> WHAT IS ASKED: Arrange the lines below into a numbered list, skipping any blank lines and leaving the pictures out.

> STORED DATA:

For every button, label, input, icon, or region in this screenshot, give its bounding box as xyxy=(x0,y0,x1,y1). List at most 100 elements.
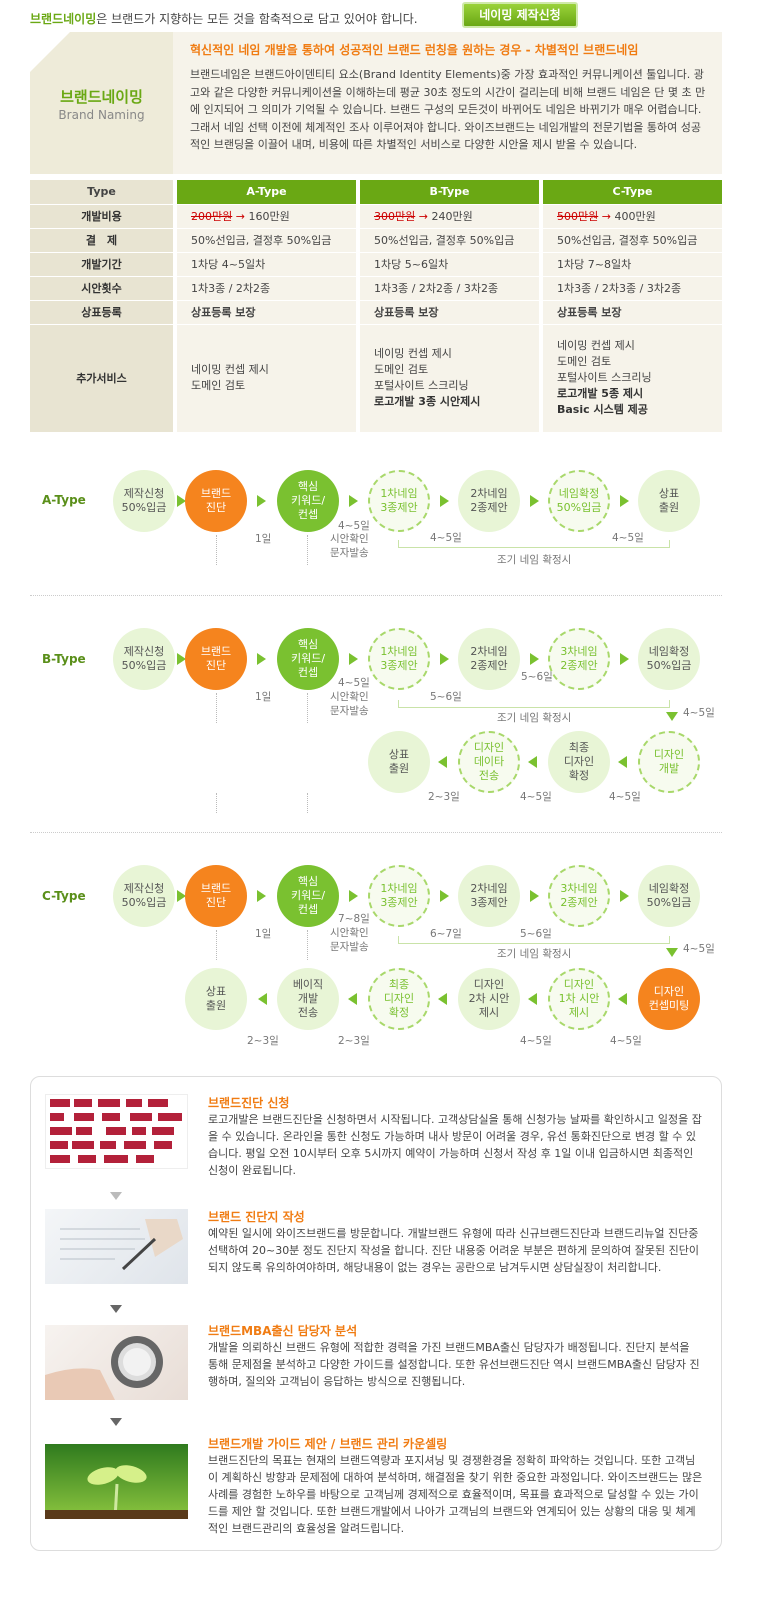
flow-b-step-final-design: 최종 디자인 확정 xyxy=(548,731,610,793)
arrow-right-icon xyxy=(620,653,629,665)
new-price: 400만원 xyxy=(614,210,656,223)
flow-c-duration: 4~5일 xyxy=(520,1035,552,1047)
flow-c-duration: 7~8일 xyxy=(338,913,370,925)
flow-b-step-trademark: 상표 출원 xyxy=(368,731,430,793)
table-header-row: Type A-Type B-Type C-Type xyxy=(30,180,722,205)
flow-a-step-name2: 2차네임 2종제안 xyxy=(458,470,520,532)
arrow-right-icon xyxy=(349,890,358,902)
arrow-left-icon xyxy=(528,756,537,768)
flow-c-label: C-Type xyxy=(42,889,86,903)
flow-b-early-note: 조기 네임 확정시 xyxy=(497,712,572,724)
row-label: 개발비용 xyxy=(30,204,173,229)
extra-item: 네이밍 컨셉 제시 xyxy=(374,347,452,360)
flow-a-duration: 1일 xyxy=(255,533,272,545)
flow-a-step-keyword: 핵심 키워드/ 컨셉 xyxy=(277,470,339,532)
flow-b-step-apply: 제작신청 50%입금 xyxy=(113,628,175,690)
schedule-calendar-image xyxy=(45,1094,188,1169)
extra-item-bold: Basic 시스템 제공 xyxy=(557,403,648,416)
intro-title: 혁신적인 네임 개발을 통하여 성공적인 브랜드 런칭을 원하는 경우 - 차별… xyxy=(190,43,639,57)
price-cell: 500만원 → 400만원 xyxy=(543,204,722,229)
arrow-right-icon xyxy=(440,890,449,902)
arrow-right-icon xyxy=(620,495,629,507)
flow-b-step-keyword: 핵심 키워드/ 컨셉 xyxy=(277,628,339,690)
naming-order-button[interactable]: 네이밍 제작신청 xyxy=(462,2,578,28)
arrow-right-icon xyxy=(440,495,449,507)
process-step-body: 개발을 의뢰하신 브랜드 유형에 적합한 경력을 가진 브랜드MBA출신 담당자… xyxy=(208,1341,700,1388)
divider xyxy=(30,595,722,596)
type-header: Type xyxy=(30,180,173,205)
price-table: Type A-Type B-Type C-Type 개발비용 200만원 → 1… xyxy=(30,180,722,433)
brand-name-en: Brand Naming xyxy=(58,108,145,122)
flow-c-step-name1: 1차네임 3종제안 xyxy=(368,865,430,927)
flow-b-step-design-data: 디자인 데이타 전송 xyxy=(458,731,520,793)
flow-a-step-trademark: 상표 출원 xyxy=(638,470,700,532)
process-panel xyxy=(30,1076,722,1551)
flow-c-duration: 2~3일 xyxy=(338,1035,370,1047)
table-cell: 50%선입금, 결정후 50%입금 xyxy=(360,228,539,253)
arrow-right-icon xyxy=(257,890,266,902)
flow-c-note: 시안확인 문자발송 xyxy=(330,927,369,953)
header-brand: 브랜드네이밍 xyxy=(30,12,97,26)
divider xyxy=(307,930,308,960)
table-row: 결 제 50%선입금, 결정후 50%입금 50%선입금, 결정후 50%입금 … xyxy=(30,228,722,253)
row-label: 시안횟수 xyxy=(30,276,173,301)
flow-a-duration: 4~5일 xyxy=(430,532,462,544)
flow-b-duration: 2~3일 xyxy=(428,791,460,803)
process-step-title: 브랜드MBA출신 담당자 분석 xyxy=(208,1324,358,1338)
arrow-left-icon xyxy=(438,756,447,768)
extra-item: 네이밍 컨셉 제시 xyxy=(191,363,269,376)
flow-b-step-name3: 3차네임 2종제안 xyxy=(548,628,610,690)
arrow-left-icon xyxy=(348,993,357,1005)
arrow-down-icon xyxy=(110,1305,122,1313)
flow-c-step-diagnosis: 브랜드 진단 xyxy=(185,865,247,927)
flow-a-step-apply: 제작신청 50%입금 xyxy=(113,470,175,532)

> WORKED ANSWER:
1. For every button, label, input, icon, or region in this screenshot, give its bounding box as xyxy=(x0,y0,x1,y1). List at most 100 elements.
2. flow-b-step-final-design: 최종 디자인 확정 xyxy=(548,731,610,793)
3. arrow-right-icon xyxy=(620,653,629,665)
4. new-price: 400만원 xyxy=(614,210,656,223)
5. flow-c-duration: 4~5일 xyxy=(520,1035,552,1047)
6. flow-c-duration: 7~8일 xyxy=(338,913,370,925)
7. flow-b-step-trademark: 상표 출원 xyxy=(368,731,430,793)
8. table-header-row: Type A-Type B-Type C-Type xyxy=(30,180,722,205)
9. flow-a-step-name2: 2차네임 2종제안 xyxy=(458,470,520,532)
10. arrow-right-icon xyxy=(349,890,358,902)
11. arrow-left-icon xyxy=(528,756,537,768)
12. flow-c-label: C-Type xyxy=(42,889,86,903)
13. flow-b-early-note: 조기 네임 확정시 xyxy=(497,712,572,724)
14. row-label: 개발비용 xyxy=(30,204,173,229)
15. extra-item: 네이밍 컨셉 제시 xyxy=(374,347,452,360)
16. flow-a-duration: 1일 xyxy=(255,533,272,545)
17. flow-a-step-keyword: 핵심 키워드/ 컨셉 xyxy=(277,470,339,532)
18. flow-b-step-apply: 제작신청 50%입금 xyxy=(113,628,175,690)
19. schedule-calendar-image xyxy=(45,1094,188,1169)
20. extra-item-bold: Basic 시스템 제공 xyxy=(557,403,648,416)
21. intro-title: 혁신적인 네임 개발을 통하여 성공적인 브랜드 런칭을 원하는 경우 - 차별… xyxy=(190,43,639,57)
22. price-cell: 500만원 → 400만원 xyxy=(543,204,722,229)
23. arrow-right-icon xyxy=(440,890,449,902)
24. arrow-right-icon xyxy=(620,495,629,507)
25. flow-b-step-keyword: 핵심 키워드/ 컨셉 xyxy=(277,628,339,690)
26. naming-order-button[interactable]: 네이밍 제작신청 xyxy=(462,2,578,28)
27. arrow-right-icon xyxy=(440,495,449,507)
28. process-step-body: 개발을 의뢰하신 브랜드 유형에 적합한 경력을 가진 브랜드MBA출신 담당자… xyxy=(208,1341,700,1388)
29. divider xyxy=(30,595,722,596)
30. type-header: Type xyxy=(30,180,173,205)
31. price-table: Type A-Type B-Type C-Type 개발비용 200만원 → 1… xyxy=(30,180,722,433)
32. brand-name-en: Brand Naming xyxy=(58,108,145,122)
33. flow-c-step-name1: 1차네임 3종제안 xyxy=(368,865,430,927)
34. flow-b-step-design-data: 디자인 데이타 전송 xyxy=(458,731,520,793)
35. flow-a-step-trademark: 상표 출원 xyxy=(638,470,700,532)
36. process-panel xyxy=(30,1076,722,1551)
37. flow-c-duration: 2~3일 xyxy=(338,1035,370,1047)
38. table-cell: 50%선입금, 결정후 50%입금 xyxy=(360,228,539,253)
39. arrow-right-icon xyxy=(257,890,266,902)
40. flow-c-note: 시안확인 문자발송 xyxy=(330,927,369,953)
41. header-brand: 브랜드네이밍 xyxy=(30,12,97,26)
42. divider xyxy=(307,930,308,960)
43. table-row: 결 제 50%선입금, 결정후 50%입금 50%선입금, 결정후 50%입금 … xyxy=(30,228,722,253)
44. row-label: 시안횟수 xyxy=(30,276,173,301)
45. flow-a-duration: 4~5일 xyxy=(430,532,462,544)
46. flow-b-duration: 2~3일 xyxy=(428,791,460,803)
47. process-step-title: 브랜드MBA출신 담당자 분석 xyxy=(208,1324,358,1338)
48. arrow-left-icon xyxy=(438,756,447,768)
49. extra-item: 네이밍 컨셉 제시 xyxy=(191,363,269,376)
50. flow-b-step-name3: 3차네임 2종제안 xyxy=(548,628,610,690)
51. arrow-left-icon xyxy=(348,993,357,1005)
52. arrow-down-icon xyxy=(110,1305,122,1313)
53. flow-c-step-diagnosis: 브랜드 진단 xyxy=(185,865,247,927)
54. flow-a-step-apply: 제작신청 50%입금 xyxy=(113,470,175,532)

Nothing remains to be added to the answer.